Data in this exercise.
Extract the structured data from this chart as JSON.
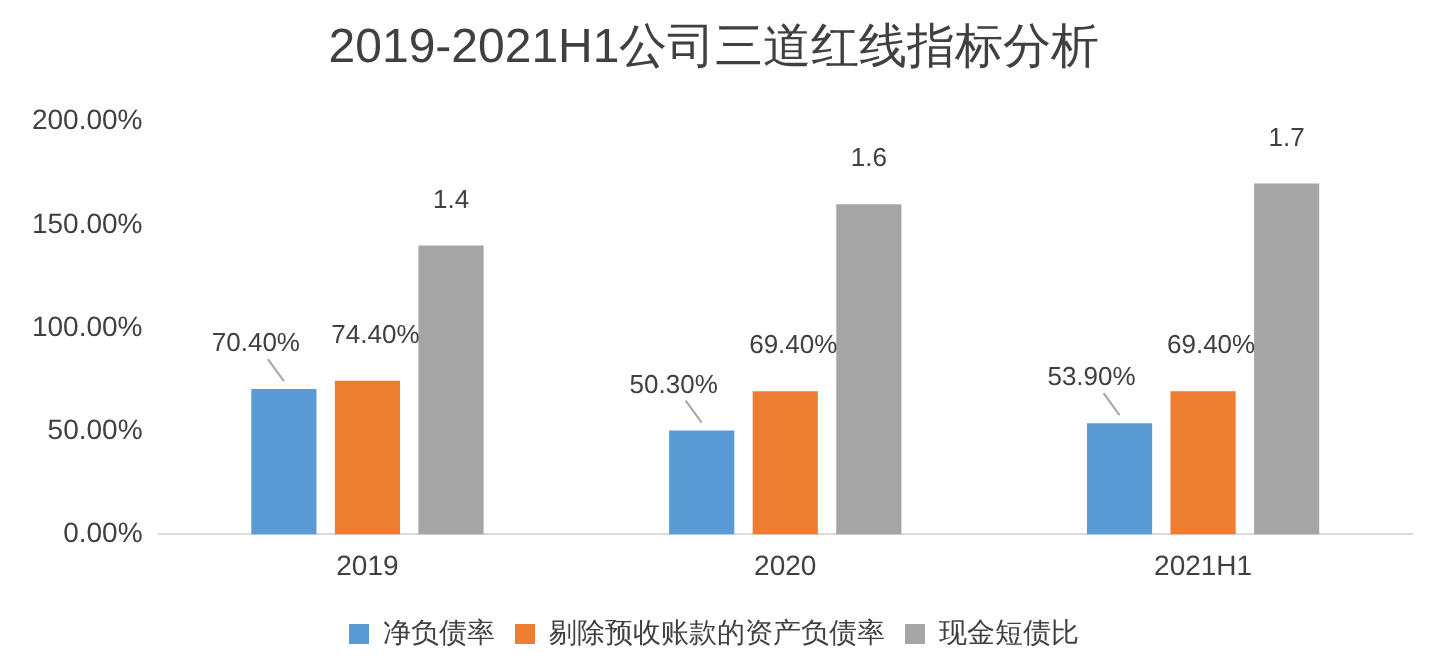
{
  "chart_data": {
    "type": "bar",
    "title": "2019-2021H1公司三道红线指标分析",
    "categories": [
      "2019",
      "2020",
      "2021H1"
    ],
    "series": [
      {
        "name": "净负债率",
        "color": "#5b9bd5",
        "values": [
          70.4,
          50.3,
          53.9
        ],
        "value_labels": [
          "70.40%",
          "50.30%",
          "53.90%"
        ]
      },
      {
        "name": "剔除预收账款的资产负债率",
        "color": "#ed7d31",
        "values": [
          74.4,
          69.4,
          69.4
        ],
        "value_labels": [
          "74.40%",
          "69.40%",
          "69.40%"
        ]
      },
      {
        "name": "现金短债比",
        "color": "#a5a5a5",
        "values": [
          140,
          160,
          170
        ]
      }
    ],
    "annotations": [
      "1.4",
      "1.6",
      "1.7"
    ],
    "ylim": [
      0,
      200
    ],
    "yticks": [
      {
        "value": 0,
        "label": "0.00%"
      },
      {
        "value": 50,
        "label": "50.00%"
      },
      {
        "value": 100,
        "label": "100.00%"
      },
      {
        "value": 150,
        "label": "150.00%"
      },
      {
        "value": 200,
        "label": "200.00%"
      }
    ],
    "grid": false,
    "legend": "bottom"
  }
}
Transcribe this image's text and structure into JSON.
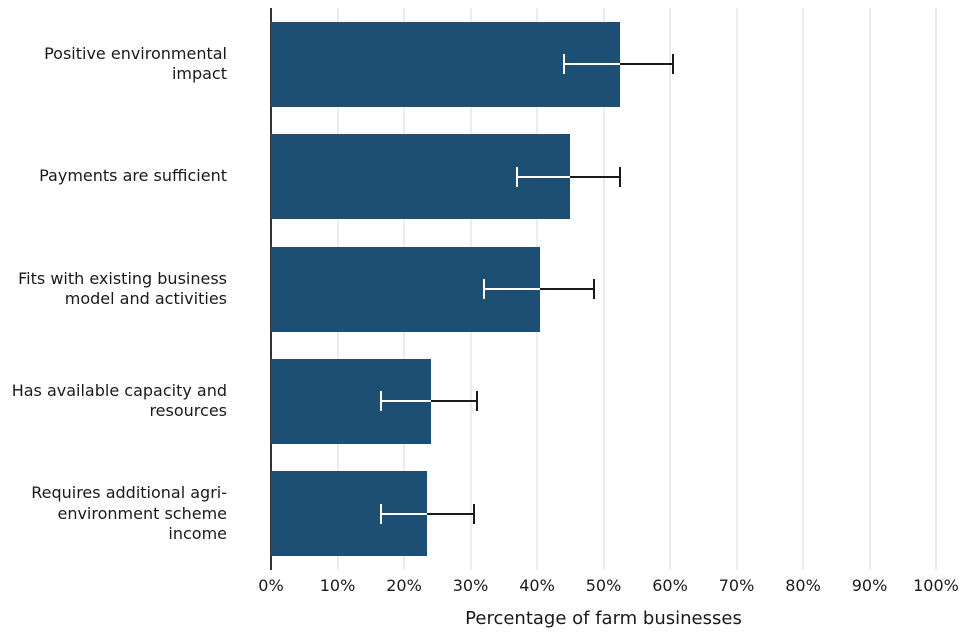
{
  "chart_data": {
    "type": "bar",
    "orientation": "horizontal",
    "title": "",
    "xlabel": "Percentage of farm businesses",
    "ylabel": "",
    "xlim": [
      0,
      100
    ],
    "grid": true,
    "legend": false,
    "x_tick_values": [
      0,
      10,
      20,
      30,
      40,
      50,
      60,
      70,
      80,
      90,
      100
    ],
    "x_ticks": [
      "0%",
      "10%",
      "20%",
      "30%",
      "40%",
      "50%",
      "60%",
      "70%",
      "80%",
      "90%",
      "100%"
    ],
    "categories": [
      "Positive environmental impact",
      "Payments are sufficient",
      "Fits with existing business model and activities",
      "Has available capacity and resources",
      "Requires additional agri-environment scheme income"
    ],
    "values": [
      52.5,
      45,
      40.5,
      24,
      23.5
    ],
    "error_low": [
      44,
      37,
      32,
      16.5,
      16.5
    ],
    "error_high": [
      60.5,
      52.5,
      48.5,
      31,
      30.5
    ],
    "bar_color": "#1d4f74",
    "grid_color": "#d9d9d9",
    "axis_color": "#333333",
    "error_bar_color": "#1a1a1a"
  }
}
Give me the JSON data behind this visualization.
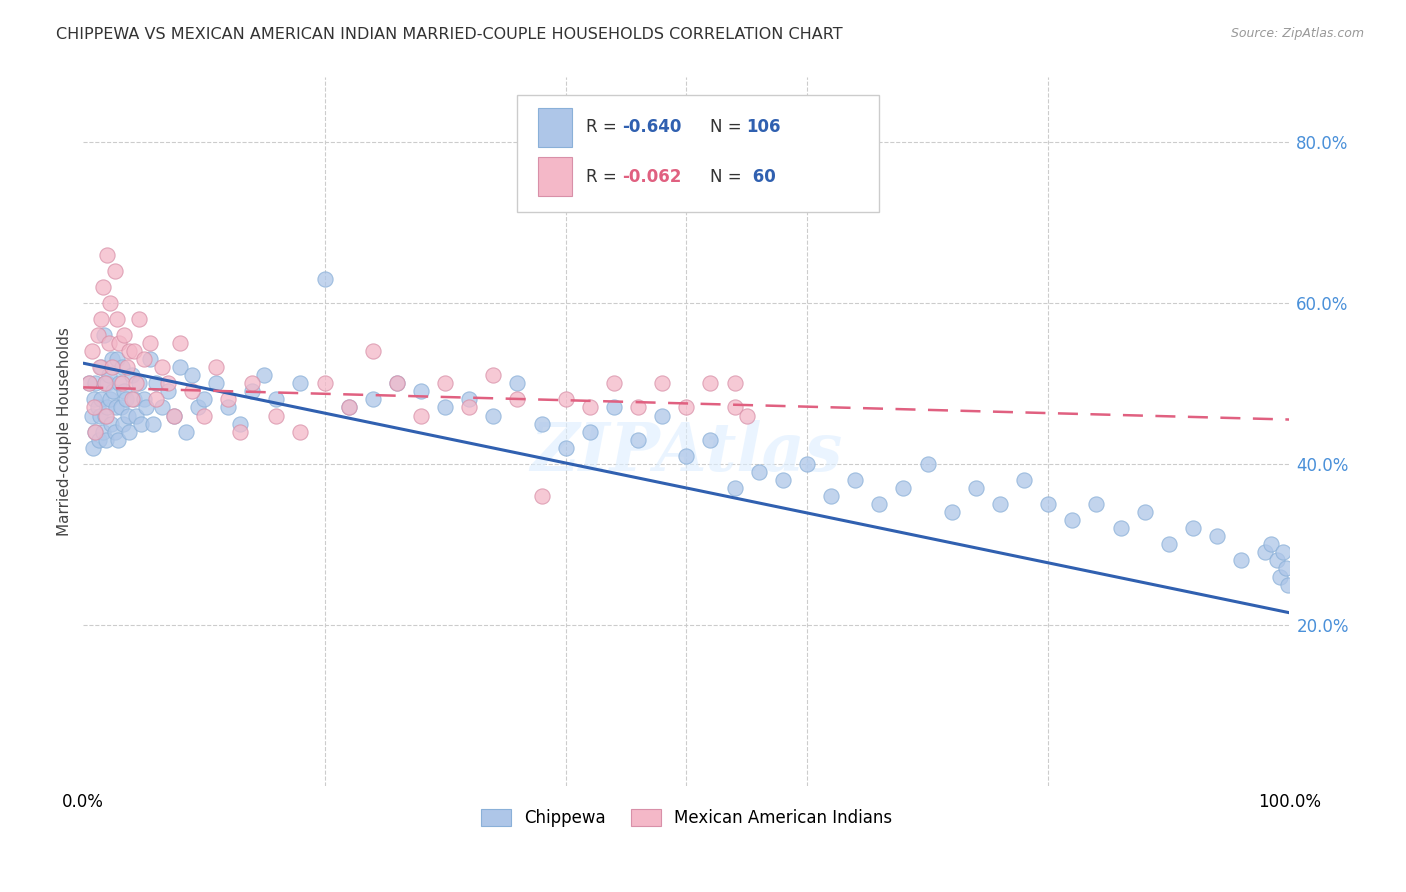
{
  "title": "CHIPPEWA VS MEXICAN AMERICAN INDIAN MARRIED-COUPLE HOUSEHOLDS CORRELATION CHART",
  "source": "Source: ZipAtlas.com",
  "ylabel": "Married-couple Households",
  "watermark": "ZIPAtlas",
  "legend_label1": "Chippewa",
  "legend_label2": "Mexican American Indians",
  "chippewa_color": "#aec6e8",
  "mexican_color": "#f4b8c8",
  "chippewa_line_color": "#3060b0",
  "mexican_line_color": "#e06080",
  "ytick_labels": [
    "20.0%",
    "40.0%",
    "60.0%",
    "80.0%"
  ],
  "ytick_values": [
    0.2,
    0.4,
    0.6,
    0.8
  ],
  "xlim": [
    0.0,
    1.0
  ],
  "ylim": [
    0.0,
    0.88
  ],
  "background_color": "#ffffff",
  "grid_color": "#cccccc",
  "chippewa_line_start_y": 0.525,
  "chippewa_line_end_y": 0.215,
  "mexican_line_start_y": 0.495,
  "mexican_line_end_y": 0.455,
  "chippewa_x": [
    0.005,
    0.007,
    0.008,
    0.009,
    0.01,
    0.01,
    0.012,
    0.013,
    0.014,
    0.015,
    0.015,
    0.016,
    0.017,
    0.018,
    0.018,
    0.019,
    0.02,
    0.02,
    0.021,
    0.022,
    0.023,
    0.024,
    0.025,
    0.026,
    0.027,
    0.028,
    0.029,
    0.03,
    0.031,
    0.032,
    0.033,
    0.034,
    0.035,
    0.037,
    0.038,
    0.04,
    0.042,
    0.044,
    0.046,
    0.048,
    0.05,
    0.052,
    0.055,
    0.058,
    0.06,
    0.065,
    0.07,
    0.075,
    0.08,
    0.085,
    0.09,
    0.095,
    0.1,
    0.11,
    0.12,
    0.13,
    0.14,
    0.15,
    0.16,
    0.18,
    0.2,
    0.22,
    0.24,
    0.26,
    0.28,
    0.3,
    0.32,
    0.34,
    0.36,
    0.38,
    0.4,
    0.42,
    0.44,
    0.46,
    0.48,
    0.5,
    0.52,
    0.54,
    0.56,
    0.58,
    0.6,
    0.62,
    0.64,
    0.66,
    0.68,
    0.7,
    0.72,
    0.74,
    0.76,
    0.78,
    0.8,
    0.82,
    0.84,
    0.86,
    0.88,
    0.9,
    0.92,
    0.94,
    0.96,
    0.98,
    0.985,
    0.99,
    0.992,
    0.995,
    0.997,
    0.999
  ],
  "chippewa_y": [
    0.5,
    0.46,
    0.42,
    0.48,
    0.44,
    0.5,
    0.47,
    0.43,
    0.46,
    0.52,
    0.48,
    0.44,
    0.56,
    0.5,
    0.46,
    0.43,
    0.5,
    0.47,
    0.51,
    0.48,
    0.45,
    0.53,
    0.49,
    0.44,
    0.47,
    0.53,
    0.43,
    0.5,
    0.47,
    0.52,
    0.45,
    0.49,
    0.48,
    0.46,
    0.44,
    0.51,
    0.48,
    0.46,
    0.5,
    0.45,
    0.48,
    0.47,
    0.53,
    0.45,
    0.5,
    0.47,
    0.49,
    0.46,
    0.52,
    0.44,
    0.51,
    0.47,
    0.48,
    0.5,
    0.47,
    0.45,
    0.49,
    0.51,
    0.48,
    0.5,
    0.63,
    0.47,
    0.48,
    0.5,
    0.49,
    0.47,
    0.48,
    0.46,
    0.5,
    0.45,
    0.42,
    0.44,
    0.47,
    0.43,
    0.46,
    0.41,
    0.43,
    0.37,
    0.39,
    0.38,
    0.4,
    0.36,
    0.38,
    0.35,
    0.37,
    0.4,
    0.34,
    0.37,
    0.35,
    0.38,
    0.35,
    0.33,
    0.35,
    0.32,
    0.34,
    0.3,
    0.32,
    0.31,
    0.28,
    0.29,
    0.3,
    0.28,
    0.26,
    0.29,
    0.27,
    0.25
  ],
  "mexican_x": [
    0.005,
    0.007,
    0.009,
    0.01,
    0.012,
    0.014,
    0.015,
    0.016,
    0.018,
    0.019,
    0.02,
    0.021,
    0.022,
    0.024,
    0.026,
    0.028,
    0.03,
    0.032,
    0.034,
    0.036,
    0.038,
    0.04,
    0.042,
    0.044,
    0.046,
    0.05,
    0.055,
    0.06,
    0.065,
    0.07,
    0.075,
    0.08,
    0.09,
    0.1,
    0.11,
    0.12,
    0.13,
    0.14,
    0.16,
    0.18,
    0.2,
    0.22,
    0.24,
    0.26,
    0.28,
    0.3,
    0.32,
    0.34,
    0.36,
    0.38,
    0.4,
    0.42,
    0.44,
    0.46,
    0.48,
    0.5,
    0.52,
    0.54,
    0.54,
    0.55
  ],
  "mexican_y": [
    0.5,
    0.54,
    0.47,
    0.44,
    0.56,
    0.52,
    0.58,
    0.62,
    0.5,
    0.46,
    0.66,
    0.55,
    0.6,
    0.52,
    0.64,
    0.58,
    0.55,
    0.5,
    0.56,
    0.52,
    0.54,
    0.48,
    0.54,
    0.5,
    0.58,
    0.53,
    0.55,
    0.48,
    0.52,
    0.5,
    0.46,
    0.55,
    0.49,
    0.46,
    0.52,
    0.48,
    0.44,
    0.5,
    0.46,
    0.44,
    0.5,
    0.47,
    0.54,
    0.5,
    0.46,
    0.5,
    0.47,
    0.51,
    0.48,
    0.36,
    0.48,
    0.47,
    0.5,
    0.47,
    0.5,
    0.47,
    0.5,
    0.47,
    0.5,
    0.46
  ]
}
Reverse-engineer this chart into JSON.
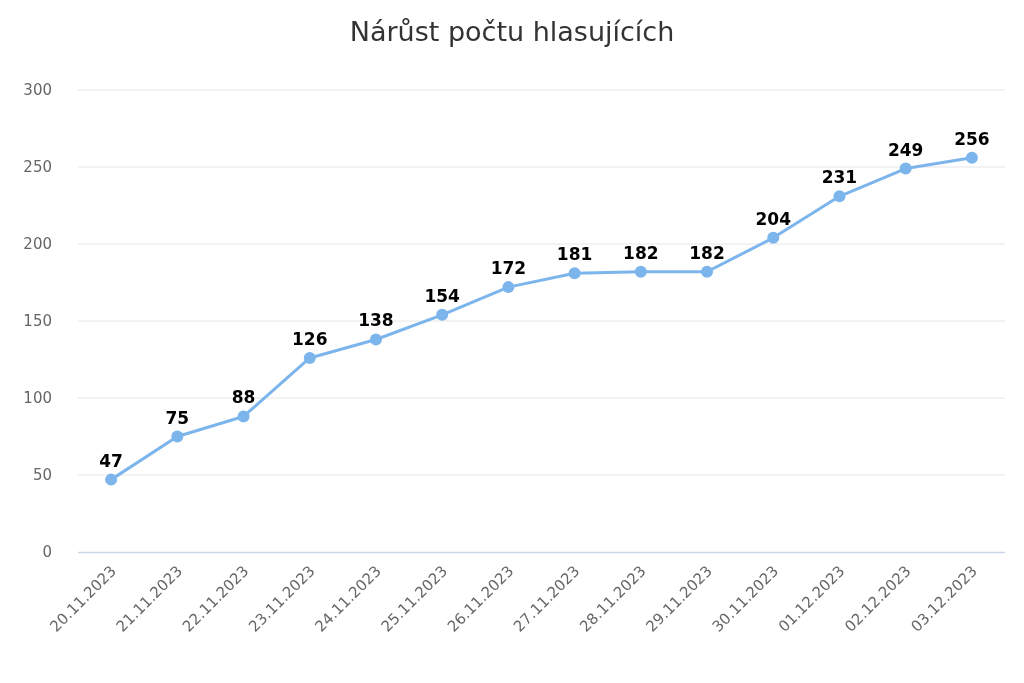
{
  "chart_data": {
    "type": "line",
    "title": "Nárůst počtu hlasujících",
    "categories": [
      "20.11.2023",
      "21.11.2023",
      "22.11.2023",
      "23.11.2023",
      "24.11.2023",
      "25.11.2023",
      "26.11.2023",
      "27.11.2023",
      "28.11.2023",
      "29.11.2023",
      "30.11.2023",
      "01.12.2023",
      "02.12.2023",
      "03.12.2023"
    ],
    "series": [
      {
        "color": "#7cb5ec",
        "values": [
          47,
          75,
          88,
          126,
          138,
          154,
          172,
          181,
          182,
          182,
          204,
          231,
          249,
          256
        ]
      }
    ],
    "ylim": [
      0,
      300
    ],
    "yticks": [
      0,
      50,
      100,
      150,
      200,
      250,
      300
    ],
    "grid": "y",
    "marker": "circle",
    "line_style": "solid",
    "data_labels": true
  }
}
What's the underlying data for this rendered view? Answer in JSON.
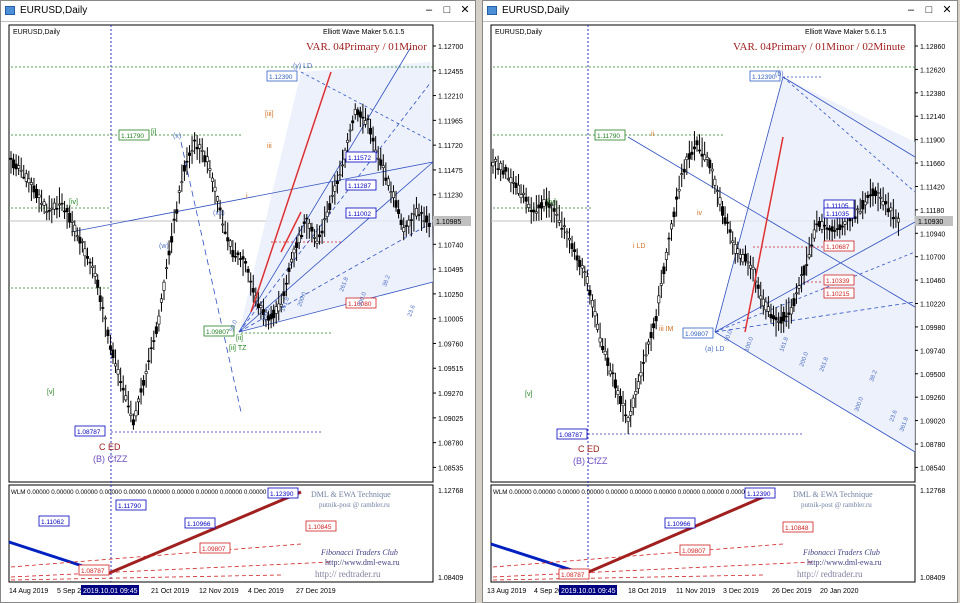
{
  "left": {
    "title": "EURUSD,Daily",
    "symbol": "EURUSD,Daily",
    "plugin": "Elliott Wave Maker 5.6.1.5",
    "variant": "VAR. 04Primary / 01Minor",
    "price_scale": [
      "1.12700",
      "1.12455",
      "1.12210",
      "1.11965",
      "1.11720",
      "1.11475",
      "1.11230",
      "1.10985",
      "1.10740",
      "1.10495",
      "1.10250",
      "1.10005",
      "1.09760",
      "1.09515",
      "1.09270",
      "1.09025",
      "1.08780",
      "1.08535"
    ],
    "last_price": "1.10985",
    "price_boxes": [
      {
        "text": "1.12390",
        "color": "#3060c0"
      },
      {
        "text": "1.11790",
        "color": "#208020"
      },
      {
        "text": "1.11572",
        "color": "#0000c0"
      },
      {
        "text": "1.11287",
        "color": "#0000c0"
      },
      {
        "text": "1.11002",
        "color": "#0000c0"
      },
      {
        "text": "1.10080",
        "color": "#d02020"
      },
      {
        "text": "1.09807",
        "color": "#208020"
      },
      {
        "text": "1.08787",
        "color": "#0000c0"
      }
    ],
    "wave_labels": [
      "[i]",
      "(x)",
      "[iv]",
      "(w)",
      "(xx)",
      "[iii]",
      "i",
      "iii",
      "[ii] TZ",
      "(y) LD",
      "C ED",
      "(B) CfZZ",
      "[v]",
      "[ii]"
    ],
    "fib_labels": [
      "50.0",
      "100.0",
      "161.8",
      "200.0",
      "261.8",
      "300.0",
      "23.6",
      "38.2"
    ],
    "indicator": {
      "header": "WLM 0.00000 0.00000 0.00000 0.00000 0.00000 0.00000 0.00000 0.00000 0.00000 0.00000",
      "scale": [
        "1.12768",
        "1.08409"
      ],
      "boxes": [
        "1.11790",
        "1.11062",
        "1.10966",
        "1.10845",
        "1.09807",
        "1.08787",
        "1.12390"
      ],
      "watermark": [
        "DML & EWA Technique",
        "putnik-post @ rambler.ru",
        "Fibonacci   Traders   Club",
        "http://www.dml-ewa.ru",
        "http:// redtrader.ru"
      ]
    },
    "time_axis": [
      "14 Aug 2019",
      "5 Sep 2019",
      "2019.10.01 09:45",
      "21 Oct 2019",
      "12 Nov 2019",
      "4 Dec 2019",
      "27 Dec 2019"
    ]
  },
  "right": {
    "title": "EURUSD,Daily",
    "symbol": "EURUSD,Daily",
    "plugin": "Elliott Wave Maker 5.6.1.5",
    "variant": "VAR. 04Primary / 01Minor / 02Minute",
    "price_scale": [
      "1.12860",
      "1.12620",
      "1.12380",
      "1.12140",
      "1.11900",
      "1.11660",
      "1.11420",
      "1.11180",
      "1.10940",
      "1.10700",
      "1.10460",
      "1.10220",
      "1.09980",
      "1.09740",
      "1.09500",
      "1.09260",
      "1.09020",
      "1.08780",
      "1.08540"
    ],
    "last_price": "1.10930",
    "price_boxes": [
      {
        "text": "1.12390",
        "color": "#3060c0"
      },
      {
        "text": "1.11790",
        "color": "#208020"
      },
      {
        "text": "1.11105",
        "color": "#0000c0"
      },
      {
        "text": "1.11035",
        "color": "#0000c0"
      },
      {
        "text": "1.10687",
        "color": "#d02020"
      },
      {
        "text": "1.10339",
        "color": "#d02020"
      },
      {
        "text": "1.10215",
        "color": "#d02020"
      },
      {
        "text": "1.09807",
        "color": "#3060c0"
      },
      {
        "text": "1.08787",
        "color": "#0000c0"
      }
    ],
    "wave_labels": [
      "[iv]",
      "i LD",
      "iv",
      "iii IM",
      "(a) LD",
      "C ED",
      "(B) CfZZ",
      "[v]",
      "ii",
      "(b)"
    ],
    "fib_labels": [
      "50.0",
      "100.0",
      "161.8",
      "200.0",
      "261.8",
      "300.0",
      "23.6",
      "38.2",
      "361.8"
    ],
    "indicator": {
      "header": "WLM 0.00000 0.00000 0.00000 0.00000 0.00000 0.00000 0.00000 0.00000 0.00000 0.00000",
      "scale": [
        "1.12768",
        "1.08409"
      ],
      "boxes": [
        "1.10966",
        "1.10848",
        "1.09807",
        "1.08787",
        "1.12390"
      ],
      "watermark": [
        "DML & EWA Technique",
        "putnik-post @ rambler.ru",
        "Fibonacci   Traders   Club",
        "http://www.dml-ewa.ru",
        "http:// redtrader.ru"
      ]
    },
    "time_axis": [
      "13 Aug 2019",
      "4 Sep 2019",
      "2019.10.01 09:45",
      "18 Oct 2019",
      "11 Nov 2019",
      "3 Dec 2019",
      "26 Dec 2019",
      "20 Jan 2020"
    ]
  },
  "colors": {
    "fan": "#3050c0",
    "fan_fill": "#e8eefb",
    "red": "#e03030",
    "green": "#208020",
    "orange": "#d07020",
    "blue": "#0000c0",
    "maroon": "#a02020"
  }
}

Aim. Give solely the number of lines in the data that contain the string "variant".

Solution for this exercise. 2